**Supplied data:**
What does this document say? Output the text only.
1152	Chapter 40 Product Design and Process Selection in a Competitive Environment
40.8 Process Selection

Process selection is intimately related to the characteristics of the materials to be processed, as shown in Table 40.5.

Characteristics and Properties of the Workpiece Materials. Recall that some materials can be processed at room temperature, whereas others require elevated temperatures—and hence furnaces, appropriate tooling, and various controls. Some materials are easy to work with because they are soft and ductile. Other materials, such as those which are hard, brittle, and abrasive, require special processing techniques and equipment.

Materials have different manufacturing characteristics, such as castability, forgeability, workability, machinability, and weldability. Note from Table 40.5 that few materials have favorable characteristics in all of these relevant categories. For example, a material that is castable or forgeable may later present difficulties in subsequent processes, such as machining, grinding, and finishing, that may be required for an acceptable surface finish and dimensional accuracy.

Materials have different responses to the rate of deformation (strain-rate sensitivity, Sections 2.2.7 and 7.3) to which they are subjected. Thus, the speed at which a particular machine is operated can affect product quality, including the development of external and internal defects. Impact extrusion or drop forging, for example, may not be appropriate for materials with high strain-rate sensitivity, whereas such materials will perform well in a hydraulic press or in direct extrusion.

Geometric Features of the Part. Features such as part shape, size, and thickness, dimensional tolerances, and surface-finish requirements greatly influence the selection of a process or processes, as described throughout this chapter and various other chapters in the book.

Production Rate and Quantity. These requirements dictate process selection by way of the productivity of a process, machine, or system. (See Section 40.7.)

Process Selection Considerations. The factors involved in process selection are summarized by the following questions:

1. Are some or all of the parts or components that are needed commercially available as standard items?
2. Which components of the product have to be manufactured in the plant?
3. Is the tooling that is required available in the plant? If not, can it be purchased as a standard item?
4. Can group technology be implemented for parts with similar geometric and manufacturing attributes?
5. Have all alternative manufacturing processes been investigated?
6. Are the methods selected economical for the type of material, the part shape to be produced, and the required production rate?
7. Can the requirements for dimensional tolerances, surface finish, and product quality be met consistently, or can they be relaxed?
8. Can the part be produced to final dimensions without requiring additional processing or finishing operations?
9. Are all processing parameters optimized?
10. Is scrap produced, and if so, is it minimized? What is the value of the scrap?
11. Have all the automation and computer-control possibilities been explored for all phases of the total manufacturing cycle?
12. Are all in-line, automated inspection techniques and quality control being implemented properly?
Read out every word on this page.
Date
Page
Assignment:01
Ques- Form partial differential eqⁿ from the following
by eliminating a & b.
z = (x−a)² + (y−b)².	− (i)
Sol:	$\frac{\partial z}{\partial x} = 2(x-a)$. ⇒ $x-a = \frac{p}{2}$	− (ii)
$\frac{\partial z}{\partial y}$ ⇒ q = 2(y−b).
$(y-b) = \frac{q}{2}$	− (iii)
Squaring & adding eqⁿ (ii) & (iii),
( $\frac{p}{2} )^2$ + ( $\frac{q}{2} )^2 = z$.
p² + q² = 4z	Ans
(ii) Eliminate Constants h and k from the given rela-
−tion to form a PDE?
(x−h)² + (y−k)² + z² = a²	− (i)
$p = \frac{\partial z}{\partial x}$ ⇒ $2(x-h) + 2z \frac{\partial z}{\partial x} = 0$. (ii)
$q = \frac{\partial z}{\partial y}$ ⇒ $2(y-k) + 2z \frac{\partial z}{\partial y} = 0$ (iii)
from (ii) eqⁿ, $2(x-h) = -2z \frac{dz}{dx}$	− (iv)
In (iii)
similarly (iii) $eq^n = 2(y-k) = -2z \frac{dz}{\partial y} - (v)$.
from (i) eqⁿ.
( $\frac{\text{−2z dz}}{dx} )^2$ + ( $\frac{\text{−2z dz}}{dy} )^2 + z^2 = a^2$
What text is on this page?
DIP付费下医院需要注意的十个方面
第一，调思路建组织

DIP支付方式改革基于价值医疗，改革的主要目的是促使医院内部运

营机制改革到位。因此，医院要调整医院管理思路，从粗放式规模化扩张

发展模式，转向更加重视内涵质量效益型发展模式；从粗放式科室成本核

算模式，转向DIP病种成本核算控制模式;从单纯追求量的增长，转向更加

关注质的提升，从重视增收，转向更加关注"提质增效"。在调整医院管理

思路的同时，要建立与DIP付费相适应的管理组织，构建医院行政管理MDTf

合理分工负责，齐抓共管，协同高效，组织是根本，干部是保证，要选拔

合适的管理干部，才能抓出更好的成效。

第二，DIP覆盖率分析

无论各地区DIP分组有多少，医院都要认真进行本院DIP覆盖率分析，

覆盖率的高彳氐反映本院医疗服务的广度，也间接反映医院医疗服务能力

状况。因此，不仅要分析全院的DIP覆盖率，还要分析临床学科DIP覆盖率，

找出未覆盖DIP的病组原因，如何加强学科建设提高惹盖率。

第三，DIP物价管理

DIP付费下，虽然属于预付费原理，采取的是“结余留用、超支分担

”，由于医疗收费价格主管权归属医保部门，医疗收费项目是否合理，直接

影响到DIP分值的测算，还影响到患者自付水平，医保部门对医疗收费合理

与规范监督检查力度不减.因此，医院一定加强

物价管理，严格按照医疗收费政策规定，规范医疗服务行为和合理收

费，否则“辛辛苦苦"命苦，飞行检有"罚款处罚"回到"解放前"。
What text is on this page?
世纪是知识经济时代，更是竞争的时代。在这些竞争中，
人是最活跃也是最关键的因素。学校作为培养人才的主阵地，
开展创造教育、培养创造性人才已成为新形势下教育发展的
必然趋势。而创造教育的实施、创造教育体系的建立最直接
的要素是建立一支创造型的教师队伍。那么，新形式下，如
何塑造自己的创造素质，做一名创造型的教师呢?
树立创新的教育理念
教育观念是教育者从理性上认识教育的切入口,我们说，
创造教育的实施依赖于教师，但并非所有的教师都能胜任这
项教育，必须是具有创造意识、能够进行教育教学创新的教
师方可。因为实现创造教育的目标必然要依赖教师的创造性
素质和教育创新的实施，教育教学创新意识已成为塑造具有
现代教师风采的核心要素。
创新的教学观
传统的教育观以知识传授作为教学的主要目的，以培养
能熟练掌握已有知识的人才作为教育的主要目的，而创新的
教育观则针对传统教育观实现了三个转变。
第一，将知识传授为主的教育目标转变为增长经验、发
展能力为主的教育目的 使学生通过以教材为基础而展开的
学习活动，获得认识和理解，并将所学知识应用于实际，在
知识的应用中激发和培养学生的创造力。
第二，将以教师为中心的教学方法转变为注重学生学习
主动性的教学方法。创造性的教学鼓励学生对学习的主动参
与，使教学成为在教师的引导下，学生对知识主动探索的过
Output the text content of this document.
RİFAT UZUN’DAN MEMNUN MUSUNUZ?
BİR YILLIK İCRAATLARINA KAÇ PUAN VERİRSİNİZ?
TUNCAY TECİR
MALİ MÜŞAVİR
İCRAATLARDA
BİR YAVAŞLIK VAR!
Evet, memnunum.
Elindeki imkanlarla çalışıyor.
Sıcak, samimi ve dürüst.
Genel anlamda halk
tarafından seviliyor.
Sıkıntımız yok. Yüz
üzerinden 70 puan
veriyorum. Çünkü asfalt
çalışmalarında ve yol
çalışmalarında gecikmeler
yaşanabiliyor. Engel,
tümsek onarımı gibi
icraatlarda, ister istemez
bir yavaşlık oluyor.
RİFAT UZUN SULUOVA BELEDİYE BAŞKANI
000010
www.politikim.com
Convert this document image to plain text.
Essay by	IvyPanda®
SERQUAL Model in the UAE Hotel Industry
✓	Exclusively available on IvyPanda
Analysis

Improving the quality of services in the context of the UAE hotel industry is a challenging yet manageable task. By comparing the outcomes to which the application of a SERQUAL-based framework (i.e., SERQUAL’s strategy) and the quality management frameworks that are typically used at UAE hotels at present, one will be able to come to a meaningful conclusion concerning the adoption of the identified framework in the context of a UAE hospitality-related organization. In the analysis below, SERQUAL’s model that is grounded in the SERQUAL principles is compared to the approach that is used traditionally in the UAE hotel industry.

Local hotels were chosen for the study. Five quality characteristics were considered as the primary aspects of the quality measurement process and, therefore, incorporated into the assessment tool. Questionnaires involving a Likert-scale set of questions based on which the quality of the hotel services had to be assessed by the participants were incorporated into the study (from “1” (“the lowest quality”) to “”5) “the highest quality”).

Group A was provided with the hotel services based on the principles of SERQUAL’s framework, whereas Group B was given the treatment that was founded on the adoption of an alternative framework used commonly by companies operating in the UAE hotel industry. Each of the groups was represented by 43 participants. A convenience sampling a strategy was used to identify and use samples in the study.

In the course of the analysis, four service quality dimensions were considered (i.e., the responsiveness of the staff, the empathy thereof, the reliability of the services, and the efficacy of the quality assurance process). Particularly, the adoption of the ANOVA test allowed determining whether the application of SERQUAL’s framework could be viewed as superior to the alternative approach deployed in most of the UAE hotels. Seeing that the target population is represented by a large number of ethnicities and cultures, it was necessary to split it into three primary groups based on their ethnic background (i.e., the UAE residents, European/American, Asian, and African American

**Stated task:** Which lines above contain the word "partial"? Copy each of them.

**Answer to the task:**
Ques- Form partial differential eqⁿ from the following
Sol:	$\frac{\partial z}{\partial x} = 2(x-a)$. ⇒ $x-a = \frac{p}{2}$	− (ii)
$\frac{\partial z}{\partial y}$ ⇒ q = 2(y−b).
$p = \frac{\partial z}{\partial x}$ ⇒ $2(x-h) + 2z \frac{\partial z}{\partial x} = 0$. (ii)
$q = \frac{\partial z}{\partial y}$ ⇒ $2(y-k) + 2z \frac{\partial z}{\partial y} = 0$ (iii)
similarly (iii) $eq^n = 2(y-k) = -2z \frac{dz}{\partial y} - (v)$.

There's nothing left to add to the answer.